• Texto de origem:
Risco de bloqueio: o que realmente derruba um número

A API oficial reduz risco, mas não é passe livre. O que pesa contra o seu número, nos dois ambientes:

  • Falar com quem não pediu contato. Lista comprada e base sem opt-in geram denúncia, e denúncia derruba número.
  • Volume alto e súbito num número novo, sem histórico de conversa recebida.
  • Conteúdo que o cliente marca como spam. A qualidade do número cai conforme as pessoas bloqueiam ou denunciam.
  • Nenhuma saída fácil. Fluxo sem opção de sair da lista ou de falar com atendente humano aumenta a denúncia.

Na prática, proteger o número é simples: peça autorização ao cadastrar o cliente, mande mensagem que ele entenda como útil (status do pedido, cupom de recompra) e ofereça sempre um caminho para o humano. Se o seu objetivo é justamente trazer o cliente do aplicativo para o canal próprio, vale ver como trazer o cliente do aplicativo para o seu WhatsApp sem esbarrar nas regras dos marketplaces.

Checklist de migração sem susto

  1. Escolha o sistema primeiro, não a API. A API é encanamento; quem atende é o software ligado nela.
  2. Deixe pronta a verificação da empresa (CNPJ, nome oficial, endereço) — é o que a Meta exige.
  3. Comece com um número secundário e teste o fluxo por alguns dias de operação real, incluindo um pico.
  4. Escreva o fluxo pensando em quem tem pressa: menos perguntas, opção clara de falar com pessoa.
  5. Exporte ou registre o que precisa do histórico do app antes de desconectar o número principal.
  6. Migre o número principal em dia de movimento baixo, com a equipe avisada.
  7. Submeta os modelos de mensagem ativa antes de precisar deles — aprovação leva tempo.
  8. Meça, na primeira semana: tempo até a primeira resposta, conversas que viraram pedido e quantas foram para o humano.

• Linhas fornecidas:

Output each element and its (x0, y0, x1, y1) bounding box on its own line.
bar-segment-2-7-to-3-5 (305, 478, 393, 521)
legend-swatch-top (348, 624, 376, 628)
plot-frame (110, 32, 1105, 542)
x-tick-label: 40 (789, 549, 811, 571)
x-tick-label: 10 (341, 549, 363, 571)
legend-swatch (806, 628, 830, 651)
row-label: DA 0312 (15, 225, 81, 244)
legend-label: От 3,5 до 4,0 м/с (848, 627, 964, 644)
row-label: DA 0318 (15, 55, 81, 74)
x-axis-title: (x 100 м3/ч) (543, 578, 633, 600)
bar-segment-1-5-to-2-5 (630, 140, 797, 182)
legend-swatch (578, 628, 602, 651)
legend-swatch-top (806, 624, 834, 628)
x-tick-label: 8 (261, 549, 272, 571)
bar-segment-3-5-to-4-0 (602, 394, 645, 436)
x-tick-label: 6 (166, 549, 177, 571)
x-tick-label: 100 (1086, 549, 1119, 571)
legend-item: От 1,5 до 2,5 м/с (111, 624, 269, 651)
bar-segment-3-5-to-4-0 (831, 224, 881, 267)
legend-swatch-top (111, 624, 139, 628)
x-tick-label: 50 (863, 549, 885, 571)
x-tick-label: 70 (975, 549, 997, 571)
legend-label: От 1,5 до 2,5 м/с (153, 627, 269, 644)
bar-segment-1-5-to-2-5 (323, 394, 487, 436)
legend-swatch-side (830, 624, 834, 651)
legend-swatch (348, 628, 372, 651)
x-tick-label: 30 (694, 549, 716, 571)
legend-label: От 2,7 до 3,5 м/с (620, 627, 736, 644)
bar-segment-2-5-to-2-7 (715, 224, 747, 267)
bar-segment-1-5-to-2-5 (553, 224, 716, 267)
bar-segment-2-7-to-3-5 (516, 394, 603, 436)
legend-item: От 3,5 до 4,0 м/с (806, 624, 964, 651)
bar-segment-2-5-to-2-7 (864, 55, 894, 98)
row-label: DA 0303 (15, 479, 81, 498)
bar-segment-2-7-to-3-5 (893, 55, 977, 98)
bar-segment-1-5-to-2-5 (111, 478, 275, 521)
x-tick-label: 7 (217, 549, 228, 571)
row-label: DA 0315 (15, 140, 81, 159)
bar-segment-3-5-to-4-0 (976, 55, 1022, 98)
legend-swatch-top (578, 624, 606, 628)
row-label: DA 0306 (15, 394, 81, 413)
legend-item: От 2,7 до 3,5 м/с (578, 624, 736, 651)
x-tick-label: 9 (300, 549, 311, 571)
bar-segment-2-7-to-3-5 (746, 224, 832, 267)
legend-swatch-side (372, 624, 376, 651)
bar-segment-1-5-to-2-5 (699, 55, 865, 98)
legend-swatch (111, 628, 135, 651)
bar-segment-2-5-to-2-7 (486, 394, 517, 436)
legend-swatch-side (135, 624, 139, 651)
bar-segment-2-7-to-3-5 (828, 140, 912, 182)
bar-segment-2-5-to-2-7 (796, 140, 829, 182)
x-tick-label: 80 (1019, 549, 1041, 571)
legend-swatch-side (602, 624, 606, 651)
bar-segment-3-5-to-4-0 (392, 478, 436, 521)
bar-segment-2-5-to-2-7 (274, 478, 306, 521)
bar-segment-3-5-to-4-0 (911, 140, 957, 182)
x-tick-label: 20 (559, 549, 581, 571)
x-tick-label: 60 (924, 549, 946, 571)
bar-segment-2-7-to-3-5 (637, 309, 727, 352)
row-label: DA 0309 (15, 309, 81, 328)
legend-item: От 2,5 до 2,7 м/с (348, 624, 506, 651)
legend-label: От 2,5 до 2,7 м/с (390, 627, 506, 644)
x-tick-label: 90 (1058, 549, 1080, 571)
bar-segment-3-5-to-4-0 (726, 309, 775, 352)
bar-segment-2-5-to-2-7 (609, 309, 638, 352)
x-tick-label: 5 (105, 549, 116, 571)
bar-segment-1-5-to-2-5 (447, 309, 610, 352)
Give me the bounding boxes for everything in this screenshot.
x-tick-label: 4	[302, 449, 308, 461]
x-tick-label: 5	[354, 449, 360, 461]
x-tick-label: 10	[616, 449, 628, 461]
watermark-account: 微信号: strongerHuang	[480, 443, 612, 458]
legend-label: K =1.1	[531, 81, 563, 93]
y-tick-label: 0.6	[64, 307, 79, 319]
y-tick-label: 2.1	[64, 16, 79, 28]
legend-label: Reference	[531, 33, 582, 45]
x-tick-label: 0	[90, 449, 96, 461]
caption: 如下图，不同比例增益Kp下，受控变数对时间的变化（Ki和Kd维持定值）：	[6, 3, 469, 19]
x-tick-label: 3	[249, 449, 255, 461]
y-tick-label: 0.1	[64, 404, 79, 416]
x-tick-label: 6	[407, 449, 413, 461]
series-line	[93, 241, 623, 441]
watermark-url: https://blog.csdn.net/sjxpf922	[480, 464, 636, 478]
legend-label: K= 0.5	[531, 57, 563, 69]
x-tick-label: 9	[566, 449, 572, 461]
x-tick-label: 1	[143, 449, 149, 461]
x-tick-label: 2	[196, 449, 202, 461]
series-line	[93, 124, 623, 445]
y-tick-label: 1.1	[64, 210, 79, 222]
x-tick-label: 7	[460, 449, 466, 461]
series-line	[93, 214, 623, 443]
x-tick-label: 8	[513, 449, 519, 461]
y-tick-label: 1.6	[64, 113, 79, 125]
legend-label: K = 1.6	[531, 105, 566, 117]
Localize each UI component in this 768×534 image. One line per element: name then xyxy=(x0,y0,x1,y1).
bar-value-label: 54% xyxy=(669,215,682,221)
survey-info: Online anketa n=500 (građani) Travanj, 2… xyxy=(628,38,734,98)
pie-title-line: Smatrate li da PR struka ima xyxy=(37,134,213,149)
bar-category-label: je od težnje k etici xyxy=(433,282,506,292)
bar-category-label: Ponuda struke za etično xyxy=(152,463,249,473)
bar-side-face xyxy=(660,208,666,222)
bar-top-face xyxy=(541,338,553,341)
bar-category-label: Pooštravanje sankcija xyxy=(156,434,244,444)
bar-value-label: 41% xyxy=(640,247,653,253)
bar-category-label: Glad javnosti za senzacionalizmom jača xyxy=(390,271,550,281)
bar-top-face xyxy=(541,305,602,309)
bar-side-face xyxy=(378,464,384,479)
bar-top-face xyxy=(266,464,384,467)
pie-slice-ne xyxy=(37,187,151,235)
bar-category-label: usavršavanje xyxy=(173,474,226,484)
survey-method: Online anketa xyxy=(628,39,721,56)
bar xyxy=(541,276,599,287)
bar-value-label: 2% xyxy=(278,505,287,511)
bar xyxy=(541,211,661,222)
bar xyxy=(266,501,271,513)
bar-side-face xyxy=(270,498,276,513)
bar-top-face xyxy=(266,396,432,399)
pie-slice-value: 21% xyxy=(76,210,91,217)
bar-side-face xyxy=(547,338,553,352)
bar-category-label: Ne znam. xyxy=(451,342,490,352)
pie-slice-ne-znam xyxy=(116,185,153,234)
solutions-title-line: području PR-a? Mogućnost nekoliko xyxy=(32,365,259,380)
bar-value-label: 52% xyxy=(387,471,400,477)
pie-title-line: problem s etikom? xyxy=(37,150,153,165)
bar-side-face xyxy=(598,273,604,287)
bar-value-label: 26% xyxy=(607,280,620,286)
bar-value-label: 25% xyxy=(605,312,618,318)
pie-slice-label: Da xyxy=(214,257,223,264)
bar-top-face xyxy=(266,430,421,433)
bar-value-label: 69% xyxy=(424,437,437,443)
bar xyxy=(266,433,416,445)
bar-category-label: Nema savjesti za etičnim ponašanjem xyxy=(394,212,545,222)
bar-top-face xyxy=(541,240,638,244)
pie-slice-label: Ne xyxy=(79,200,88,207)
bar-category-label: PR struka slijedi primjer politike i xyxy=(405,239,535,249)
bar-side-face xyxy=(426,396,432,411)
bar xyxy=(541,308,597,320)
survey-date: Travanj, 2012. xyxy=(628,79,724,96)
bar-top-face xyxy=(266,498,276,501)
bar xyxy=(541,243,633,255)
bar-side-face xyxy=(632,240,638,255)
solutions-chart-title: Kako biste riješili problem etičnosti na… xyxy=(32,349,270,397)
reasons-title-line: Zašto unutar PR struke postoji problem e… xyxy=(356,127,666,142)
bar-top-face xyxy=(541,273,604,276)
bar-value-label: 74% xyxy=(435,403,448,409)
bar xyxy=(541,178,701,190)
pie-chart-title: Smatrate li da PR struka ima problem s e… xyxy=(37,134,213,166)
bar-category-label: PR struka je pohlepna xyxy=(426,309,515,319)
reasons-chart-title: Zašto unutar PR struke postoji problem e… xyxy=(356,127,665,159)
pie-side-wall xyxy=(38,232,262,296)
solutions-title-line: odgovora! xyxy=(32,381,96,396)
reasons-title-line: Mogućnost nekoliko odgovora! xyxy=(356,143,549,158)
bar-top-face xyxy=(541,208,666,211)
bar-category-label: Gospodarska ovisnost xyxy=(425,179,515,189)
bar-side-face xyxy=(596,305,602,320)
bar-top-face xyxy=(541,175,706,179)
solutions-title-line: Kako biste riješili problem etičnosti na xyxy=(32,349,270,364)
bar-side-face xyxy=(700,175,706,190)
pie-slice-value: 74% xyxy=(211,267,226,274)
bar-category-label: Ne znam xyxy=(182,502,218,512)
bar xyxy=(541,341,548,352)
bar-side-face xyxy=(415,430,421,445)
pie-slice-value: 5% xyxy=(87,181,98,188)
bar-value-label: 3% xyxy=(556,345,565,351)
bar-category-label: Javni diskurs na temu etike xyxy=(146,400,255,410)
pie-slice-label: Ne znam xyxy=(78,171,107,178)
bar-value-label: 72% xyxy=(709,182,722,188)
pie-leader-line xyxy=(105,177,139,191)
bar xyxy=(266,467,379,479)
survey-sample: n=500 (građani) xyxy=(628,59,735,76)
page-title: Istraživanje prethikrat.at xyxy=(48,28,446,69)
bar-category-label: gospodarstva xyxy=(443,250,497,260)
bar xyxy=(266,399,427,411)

• Partes do exercício:
a: Segundo o checklist de migração do texto sobre o risco de bloqueio de número, o que a Meta exige?
b: Transcreva do texto sobre o risco de bloqueio de número o trecho que vai de "Na prática, proteger" a "software ligado nela.".
c: Retome o texto sobre o risco de bloqueio de número a partir do ponto em que ele termina.

• Tarefas resolvidas:
a: A verificação da empresa (CNPJ, nome oficial, endereço).

b:
Na prática, proteger o número é simples: peça autorização ao cadastrar o cliente, mande mensagem que ele entenda como útil (status do pedido, cupom de recompra) e ofereça sempre um caminho para o humano. Se o seu objetivo é justamente trazer o cliente do aplicativo para o canal próprio, vale ver como trazer o cliente do aplicativo para o seu WhatsApp sem esbarrar nas regras dos marketplaces.

Checklist de migração sem susto

  1. Escolha o sistema primeiro, não a API. A API é encanamento; quem atende é o software ligado nela.

c:
Decisão em três perguntas

Responda com sinceridade e a escolha aparece:

  1. Mais de uma pessoa precisa responder no mesmo número? Se sim, API oficial.
  2. Você perde conversa no horário de pico? Se sim, API oficial com automação de pedido.
  3. Você quer mandar campanha para a base sem medo de bloqueio? Se sim, API oficial com modelo aprovado, e trate a recuperação de clientes como rotina, não como disparo isolado.

Se as três respostas forem "não", fique no aplicativo gratuito, escreva boas respostas rápidas e volte a essa decisão quando o volume subir. Se pelo menos uma foi "sim", o app já está custando dinheiro em pedido perdido — e esse custo não aparece em nenhuma fatura, o que é justamente o que o torna perigoso.

Perguntas frequentes

Posso usar o mesmo número no WhatsApp Business e na API oficial ao mesmo tempo?

Não. Um número fica registrado em um único ambiente. Para levar o número do aplicativo para a API oficial, ele precisa ser desconectado do app e migrado. Por isso muitos restaurantes fazem o teste com um número novo e só depois migram o número principal, quando o fluxo já está redondo e a equipe treinada.

A API oficial é paga? Quanto custa?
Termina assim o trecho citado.